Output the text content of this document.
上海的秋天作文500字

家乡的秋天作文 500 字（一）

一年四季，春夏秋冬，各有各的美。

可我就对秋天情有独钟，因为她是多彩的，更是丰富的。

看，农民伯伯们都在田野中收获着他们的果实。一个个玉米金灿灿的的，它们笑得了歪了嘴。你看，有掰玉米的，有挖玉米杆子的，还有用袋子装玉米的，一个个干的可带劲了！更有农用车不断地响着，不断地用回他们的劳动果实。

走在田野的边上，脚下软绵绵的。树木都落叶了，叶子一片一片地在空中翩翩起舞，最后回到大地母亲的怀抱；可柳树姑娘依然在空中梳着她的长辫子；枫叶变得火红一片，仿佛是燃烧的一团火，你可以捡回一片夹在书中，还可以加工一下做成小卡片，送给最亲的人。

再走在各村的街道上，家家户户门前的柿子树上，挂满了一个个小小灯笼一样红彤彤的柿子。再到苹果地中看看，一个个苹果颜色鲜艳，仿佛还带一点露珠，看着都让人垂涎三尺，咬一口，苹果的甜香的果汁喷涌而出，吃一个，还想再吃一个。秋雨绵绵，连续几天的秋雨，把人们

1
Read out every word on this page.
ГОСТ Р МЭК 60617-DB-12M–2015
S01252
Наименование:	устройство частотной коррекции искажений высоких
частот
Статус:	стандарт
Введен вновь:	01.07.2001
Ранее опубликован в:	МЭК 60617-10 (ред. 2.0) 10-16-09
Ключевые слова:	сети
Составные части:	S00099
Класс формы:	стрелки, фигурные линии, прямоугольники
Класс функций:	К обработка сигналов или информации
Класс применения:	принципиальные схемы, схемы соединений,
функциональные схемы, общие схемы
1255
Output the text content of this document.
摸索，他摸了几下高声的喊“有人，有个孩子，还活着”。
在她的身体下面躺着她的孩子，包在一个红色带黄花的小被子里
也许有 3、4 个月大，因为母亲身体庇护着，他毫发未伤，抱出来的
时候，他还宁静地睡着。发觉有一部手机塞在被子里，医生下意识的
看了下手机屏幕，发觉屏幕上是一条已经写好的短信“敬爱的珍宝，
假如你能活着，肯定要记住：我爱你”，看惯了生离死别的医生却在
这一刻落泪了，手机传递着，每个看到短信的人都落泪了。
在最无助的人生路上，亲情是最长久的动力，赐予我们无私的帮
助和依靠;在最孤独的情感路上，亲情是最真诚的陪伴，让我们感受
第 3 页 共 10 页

********************

> **GOAL**:
Where a line above includes "схемы", copy that line.

> **EXERCISE OUTPUT**:
Класс применения:	принципиальные схемы, схемы соединений,
функциональные схемы, общие схемы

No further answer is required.